--- GIVEN TASK ---
Filter the entries below, keeping every line that has the word "НАТИ".

--- DATA EXCERPTS ---
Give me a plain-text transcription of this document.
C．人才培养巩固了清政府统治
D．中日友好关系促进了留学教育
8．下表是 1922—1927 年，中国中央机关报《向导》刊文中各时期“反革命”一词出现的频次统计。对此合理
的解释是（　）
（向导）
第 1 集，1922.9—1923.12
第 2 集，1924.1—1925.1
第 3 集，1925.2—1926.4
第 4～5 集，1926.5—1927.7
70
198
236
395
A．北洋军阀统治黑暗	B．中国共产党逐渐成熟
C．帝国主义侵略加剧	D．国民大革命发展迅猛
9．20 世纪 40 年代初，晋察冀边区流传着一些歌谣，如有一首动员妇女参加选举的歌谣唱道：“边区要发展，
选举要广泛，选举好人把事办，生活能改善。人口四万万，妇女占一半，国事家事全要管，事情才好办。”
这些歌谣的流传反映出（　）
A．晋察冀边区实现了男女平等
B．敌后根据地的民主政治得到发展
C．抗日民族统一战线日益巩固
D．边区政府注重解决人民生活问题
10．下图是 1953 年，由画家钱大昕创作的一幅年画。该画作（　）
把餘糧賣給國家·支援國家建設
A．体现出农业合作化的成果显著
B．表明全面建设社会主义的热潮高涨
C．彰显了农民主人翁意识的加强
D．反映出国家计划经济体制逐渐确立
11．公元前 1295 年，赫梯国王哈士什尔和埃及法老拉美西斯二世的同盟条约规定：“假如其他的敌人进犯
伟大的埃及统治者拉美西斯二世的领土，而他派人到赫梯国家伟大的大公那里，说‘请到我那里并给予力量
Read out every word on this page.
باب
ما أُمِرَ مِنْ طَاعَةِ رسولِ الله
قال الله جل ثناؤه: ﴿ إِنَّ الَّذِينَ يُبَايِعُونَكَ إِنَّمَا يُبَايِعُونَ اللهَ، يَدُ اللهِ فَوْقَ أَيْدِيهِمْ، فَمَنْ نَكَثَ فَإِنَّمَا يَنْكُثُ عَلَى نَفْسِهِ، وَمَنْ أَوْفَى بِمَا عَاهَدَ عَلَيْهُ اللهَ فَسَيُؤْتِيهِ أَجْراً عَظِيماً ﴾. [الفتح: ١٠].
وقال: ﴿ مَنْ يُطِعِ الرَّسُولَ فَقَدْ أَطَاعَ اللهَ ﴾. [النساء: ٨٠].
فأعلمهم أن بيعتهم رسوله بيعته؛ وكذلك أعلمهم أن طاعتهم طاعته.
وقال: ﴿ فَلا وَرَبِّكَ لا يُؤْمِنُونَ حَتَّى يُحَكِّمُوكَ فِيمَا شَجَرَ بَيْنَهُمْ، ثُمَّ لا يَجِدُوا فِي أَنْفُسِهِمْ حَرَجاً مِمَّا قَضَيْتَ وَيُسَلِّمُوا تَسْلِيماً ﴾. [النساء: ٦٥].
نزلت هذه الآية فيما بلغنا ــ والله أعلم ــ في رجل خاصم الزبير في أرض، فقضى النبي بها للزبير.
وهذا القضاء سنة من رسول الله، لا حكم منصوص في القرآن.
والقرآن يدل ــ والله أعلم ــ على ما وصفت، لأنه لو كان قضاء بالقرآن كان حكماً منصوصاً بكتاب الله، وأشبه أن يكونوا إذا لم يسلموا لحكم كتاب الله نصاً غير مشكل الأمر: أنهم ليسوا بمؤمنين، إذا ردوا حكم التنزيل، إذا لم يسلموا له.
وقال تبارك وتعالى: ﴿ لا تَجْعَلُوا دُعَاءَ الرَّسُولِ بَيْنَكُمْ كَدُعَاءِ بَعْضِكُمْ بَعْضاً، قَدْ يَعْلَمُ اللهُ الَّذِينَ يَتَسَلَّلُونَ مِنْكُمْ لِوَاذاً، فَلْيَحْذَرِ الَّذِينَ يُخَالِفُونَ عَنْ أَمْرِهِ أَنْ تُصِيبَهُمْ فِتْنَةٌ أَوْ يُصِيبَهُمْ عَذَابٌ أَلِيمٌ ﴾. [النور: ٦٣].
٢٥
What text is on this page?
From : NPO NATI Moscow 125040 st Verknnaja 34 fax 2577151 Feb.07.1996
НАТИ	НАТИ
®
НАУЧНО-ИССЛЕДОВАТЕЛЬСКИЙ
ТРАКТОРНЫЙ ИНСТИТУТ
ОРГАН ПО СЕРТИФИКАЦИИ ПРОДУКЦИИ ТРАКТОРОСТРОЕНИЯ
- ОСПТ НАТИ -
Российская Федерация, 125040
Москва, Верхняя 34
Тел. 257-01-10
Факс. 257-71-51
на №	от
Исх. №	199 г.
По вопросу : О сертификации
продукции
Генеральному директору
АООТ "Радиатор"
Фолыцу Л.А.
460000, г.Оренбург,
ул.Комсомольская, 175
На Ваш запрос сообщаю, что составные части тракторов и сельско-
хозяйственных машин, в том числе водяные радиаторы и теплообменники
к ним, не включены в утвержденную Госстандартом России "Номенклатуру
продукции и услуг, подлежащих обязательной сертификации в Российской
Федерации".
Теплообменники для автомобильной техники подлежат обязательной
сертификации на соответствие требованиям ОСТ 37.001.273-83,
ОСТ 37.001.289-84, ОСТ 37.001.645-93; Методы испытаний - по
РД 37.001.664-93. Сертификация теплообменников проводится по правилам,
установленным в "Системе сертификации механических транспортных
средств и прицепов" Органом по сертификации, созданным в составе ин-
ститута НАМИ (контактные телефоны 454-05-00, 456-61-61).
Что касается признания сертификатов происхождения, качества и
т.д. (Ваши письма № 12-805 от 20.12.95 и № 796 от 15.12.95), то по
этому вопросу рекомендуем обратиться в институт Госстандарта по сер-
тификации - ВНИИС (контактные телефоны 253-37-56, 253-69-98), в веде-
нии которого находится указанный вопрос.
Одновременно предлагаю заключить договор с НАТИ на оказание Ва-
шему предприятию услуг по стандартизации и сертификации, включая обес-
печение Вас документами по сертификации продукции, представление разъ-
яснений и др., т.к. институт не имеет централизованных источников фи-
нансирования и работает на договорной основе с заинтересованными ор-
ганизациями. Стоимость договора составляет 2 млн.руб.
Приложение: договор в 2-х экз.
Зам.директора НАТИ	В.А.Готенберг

--- COMPLETE RESPONSE ---
НАТИ	НАТИ
- ОСПТ НАТИ -
Одновременно предлагаю заключить договор с НАТИ на оказание Ва-
Зам.директора НАТИ	В.А.Готенберг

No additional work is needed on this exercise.